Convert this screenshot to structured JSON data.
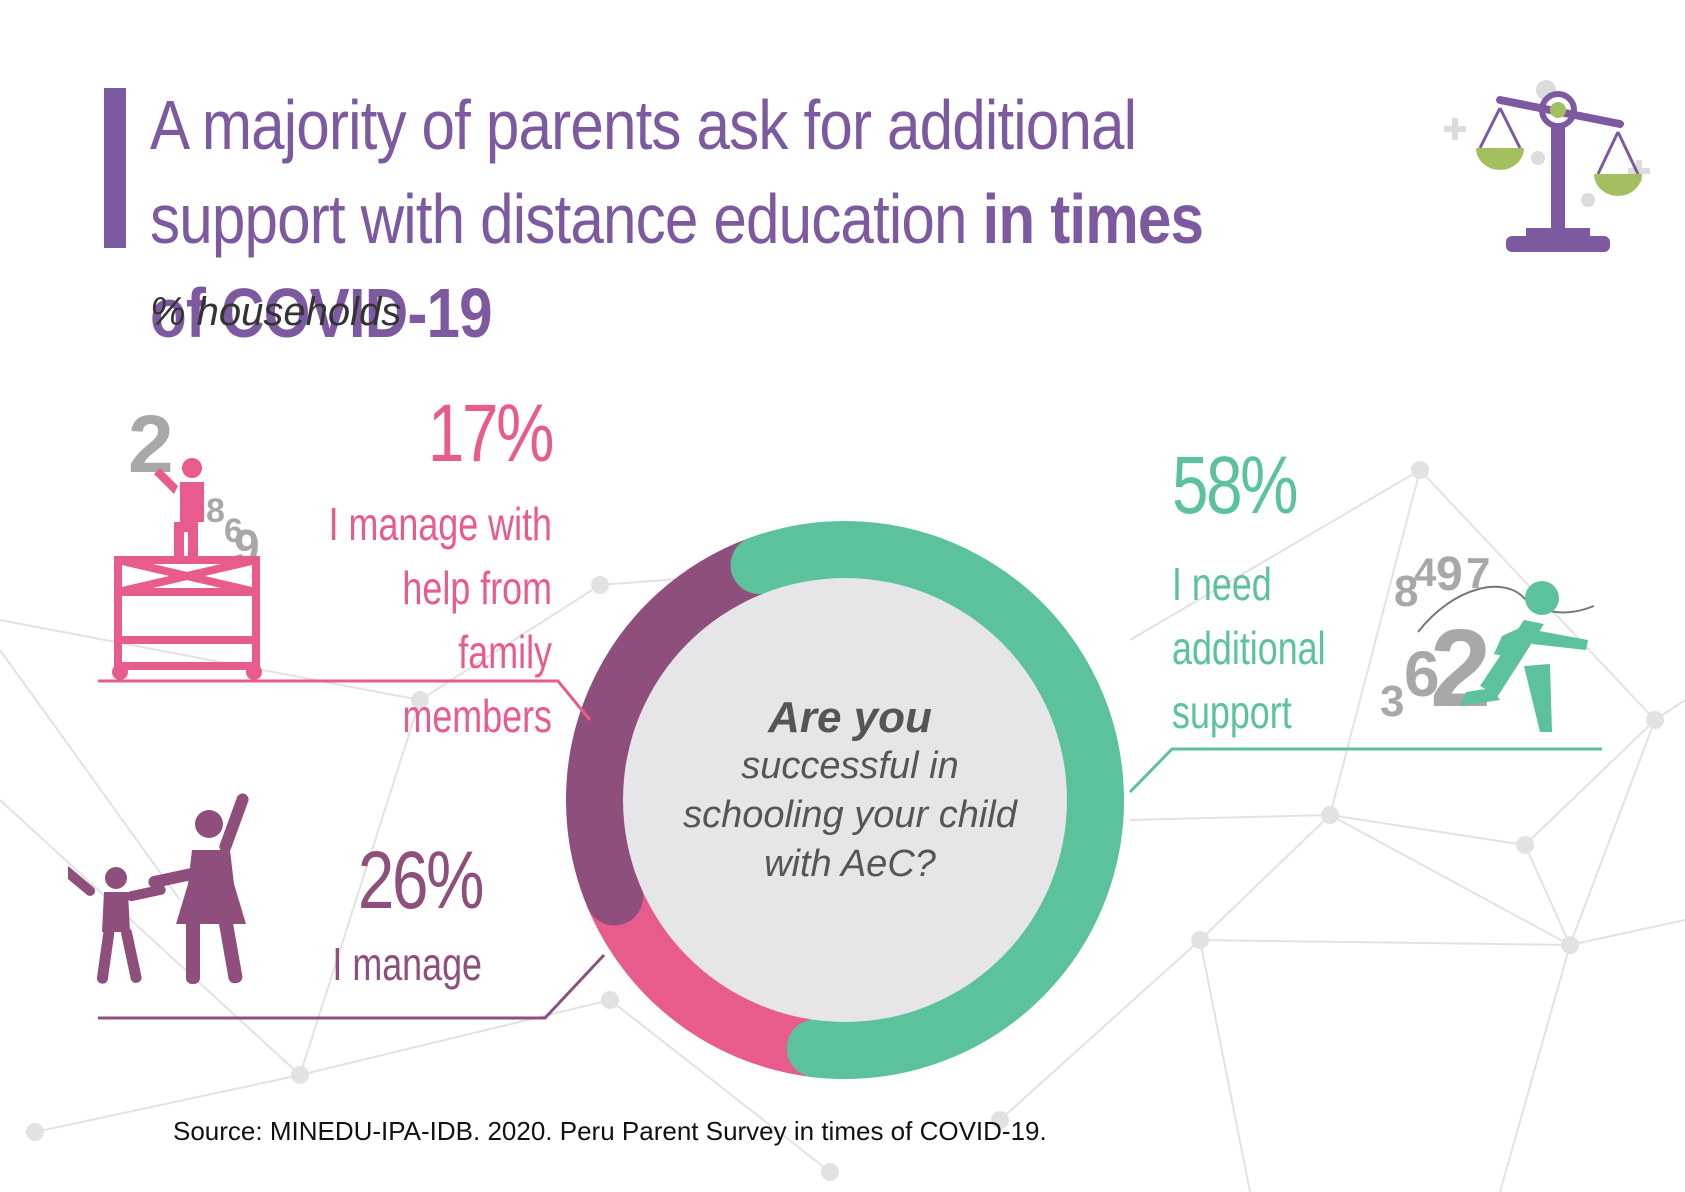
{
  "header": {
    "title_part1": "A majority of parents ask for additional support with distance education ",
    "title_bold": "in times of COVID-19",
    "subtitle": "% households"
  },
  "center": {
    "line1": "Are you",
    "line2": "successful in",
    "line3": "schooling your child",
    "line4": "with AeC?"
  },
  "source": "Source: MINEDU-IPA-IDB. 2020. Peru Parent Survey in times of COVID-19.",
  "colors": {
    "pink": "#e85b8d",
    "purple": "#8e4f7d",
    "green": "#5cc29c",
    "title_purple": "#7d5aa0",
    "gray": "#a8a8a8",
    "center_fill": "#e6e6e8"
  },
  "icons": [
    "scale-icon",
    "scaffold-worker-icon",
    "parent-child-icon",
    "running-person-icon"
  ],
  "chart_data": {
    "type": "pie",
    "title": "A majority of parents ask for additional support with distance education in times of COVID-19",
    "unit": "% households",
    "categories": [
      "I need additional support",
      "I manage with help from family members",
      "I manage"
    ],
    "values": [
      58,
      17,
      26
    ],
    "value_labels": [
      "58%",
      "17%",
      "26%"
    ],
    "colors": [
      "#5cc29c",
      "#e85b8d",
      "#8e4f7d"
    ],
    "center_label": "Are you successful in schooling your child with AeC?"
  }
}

_ _ _ _ _ _ _

_SET TASK:_
Keep only those lines of the records that hold "support", and return them.

_REPLY TO THE TASK:_
    "title_part1": "A majority of parents ask for additional support with distance education ",
    "title": "A majority of parents ask for additional support with distance education in times of COVID-19",
      "I need additional support",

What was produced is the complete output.